● **Texto de estudio**:
Sin invitación

El estilita / Radio Coruña

A Coruña
Eché una ojeada a la casa pero, aunque estaba hecha una mierda, no era la mía, así que tampoco me pareció tan grave. Sin embargo, la dueña de la vivienda no tenía ese consuelo, así que se expresó de forma rotunda. “Esto es una puta mierda”, sentenció. Había dos compañeras conmigo, que recogieron esas palabras, pero yo fui el único que las publicó. Me sonaron sinceras, y eso es algo que me gusta en una declaración.
En realidad, yo no tenía que estar en aquel desalojo. La dueña me había enviado un Whatsapp pidiéndome que no fuera, alegando estrés y enfermedad. Me había pedido comprensión, que me enviaría una nota de prensa y fotos, y yo se lo había comentado a mi jefa. Ella había dicho que nones, que aquella mujer había destapado la caja de los truenos al invitar a los medios a una rueda de prensa y al primer desalojo fallido. Se había esforzado por convertir su caso en noticia. Ahora no había vuelta atrás.
Así que me había presentado allí, justo una semana después del primer intento de desalojo. Ahora ya no había cámaras, pero había dos compañeras, como he dicho, de la competencia. Me comentaron que a ellas no les había dicho nada de que no acudieran. Pero no me lo había tomado mal: nos habían dejado entrar después de que el cerrajero abriera la puerta y estaba allí con los demás.
Tampoco estaba tan mal. Había moho en las paredes, y la cocina con platos sucios en la pileta. Una cama estaba totalmente cubierta por una montaña de ropa. Si yo hubiera abandonado tantas prendas antes de irme de una casa, habría tenido que ir desnudo por la calle. Me di cuenta de que se habían llevado los cojines del respaldo del sofá, lo que me pareció raro. Quizá lo había hecho para joder. Pero no habían destrozado los muebles, ni pintarrajeado las paredes con símbolos satánicos, ni se habían cagado en la cama. Ni siquiera olía mal. En realidad, era un anticlímax, el segundo de aquella historia.

● **Datos de análisis de la disposición de documentos**:
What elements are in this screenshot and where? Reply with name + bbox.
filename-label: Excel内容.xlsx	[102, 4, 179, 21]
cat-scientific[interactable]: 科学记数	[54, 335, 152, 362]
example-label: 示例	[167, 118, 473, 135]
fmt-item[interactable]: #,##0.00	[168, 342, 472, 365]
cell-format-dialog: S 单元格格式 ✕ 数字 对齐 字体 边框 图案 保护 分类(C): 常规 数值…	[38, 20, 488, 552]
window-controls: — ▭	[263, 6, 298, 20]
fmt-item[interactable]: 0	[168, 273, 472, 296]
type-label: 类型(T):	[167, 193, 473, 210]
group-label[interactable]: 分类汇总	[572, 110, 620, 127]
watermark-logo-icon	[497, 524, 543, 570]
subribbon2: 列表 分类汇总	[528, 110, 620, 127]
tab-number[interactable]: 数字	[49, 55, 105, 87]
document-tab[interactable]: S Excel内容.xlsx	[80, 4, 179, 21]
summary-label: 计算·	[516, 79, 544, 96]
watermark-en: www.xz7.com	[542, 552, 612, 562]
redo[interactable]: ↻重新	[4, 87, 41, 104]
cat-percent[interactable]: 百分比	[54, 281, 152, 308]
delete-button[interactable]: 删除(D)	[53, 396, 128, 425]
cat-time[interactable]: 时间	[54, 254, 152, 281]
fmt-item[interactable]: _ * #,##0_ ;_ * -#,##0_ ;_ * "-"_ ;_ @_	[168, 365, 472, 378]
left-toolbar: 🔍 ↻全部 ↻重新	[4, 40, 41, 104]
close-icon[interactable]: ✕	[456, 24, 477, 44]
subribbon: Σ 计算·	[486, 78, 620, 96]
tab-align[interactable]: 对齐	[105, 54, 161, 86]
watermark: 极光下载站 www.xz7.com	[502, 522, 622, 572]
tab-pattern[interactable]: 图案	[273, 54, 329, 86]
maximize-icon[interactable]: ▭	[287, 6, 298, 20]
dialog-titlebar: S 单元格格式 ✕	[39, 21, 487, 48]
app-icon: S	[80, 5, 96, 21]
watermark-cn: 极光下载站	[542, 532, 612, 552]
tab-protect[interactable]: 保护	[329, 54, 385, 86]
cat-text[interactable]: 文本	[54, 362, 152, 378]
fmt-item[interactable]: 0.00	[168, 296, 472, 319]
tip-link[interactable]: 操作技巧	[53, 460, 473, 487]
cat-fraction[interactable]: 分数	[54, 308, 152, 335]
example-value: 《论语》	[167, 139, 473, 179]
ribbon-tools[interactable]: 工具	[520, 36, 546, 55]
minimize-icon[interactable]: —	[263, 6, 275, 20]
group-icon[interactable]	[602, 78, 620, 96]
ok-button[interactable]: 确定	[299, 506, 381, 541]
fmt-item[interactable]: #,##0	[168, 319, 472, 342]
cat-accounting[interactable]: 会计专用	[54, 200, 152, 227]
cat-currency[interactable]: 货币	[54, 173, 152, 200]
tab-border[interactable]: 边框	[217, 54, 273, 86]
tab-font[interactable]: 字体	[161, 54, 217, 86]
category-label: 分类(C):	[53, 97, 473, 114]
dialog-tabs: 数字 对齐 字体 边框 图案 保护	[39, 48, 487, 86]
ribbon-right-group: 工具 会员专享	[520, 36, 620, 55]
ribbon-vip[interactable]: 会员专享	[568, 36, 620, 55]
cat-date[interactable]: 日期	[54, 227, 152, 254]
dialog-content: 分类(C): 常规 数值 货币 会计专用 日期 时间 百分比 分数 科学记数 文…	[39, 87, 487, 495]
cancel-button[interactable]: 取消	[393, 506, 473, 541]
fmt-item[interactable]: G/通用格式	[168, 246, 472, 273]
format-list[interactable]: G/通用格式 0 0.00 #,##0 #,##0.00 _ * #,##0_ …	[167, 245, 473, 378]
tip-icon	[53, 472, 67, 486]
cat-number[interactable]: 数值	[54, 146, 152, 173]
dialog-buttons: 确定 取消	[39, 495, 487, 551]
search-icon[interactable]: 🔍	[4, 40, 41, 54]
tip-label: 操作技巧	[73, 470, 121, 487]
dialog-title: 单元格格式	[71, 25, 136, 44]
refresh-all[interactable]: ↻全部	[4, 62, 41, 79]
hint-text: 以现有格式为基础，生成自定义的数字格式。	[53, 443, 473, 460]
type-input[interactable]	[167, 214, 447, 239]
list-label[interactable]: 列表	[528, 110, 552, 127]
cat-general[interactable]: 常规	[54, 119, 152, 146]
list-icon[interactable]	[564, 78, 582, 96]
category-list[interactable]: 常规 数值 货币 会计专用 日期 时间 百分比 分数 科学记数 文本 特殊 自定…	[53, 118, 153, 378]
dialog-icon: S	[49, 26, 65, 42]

● **Enunciado**: Resume en dos oraciones el texto sobre el desalojo. Para resolver la tarea no hacen falta los datos.

● **Tarea resuelta**: Aunque la dueña de la vivienda le pidió por Whatsapp a quien narra que no acudiera al desalojo, su jefa se negó porque aquella mujer había invitado a los medios y se había esforzado por convertir su caso en noticia. Una semana después del primer intento, ya sin cámaras y con dos compañeras de la competencia, entraron en la casa, que tenía moho, platos sucios y una montaña de ropa, pero ni muebles destrozados ni mal olor, lo que resultó un anticlímax.